» **Given problem**
Copy every line of the data in which the word "Fuels" occurs.

***** Material shown *****

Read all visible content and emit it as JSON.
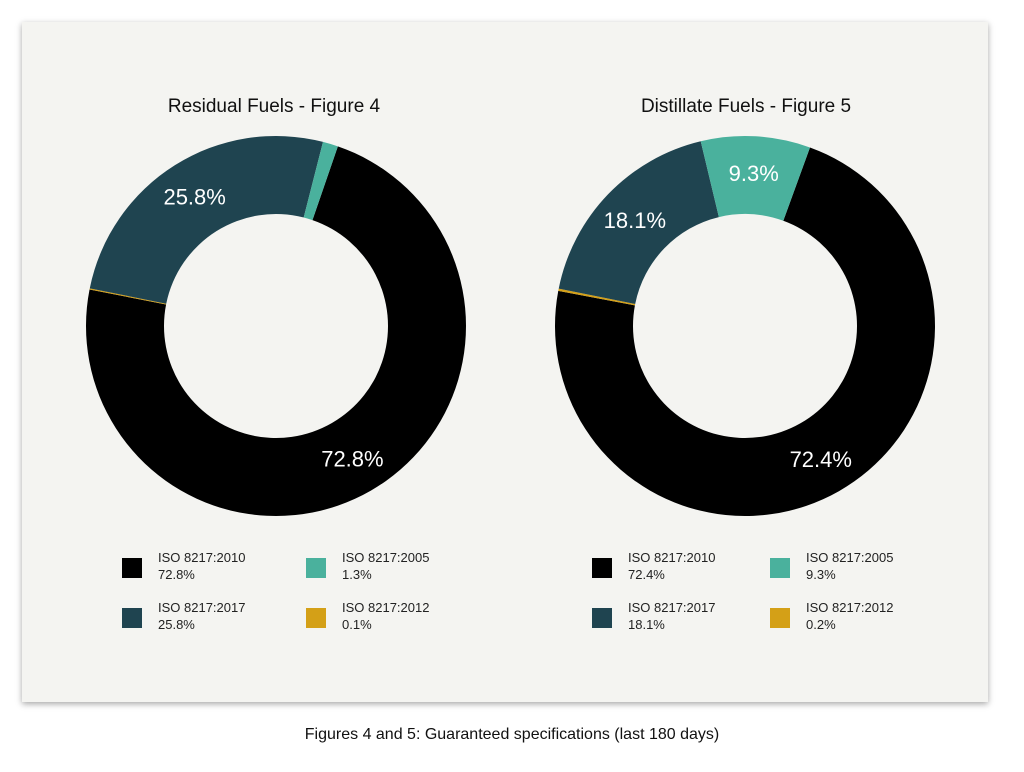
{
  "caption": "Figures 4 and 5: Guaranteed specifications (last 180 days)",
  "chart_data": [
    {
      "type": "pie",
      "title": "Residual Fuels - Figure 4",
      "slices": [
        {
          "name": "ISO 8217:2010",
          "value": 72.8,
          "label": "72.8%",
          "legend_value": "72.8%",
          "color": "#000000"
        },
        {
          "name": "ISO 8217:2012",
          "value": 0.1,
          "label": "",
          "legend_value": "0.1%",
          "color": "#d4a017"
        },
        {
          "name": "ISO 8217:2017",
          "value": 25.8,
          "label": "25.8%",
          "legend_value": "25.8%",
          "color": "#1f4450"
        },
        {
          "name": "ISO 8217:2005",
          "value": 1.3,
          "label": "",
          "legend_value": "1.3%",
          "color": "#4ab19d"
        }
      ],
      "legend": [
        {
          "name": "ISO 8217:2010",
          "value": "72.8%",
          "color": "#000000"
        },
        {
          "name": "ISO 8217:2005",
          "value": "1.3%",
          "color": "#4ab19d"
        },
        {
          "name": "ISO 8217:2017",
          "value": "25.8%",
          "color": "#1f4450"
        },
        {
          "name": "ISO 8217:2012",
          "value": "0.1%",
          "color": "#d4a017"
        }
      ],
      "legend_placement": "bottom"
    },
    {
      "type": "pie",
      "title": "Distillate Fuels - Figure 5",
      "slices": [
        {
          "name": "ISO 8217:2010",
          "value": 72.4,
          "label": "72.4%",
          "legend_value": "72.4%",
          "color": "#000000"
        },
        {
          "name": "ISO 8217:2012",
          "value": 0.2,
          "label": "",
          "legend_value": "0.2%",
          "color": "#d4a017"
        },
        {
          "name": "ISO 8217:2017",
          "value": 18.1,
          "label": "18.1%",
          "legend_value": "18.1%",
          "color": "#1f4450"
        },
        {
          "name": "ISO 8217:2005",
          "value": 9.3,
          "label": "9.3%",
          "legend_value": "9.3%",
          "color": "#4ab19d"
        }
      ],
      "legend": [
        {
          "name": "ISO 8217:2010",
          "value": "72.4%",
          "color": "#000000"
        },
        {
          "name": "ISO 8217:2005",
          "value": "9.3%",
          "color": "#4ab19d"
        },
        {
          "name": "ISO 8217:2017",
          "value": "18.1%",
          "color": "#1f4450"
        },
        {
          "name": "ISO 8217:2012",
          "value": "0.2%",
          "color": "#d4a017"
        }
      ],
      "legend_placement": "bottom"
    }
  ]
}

*****

» **The output**
      "title": "Residual Fuels - Figure 4",
      "title": "Distillate Fuels - Figure 5",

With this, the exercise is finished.